• **RECORDED DATA**
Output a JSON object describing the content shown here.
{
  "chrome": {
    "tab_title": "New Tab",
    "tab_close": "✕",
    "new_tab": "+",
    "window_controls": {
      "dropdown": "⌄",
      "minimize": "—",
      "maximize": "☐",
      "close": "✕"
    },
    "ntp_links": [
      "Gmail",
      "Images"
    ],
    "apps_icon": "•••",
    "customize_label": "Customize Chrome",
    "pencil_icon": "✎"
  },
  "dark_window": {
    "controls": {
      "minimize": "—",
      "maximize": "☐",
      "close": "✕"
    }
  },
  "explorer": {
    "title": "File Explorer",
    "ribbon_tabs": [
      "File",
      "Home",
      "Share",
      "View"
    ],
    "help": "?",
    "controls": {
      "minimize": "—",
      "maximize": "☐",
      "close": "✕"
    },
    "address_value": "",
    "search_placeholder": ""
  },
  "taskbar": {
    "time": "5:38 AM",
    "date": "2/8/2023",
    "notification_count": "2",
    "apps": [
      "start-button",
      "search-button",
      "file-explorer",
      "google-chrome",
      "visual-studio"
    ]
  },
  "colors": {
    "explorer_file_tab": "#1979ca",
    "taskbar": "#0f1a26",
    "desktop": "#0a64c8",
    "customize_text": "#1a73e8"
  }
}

• **WORK TO DO**
Copy out each line exactly as written.

• **EXPECTED OUTPUT**
Output a JSON object describing the content shown here.
{
  "chrome": {
    "tab_title": "New Tab",
    "tab_close": "✕",
    "new_tab": "+",
    "window_controls": {
      "dropdown": "⌄",
      "minimize": "—",
      "maximize": "☐",
      "close": "✕"
    },
    "ntp_links": [
      "Gmail",
      "Images"
    ],
    "apps_icon": "•••",
    "customize_label": "Customize Chrome",
    "pencil_icon": "✎"
  },
  "dark_window": {
    "controls": {
      "minimize": "—",
      "maximize": "☐",
      "close": "✕"
    }
  },
  "explorer": {
    "title": "File Explorer",
    "ribbon_tabs": [
      "File",
      "Home",
      "Share",
      "View"
    ],
    "help": "?",
    "controls": {
      "minimize": "—",
      "maximize": "☐",
      "close": "✕"
    },
    "address_value": "",
    "search_placeholder": ""
  },
  "taskbar": {
    "time": "5:38 AM",
    "date": "2/8/2023",
    "notification_count": "2",
    "apps": [
      "start-button",
      "search-button",
      "file-explorer",
      "google-chrome",
      "visual-studio"
    ]
  },
  "colors": {
    "explorer_file_tab": "#1979ca",
    "taskbar": "#0f1a26",
    "desktop": "#0a64c8",
    "customize_text": "#1a73e8"
  }
}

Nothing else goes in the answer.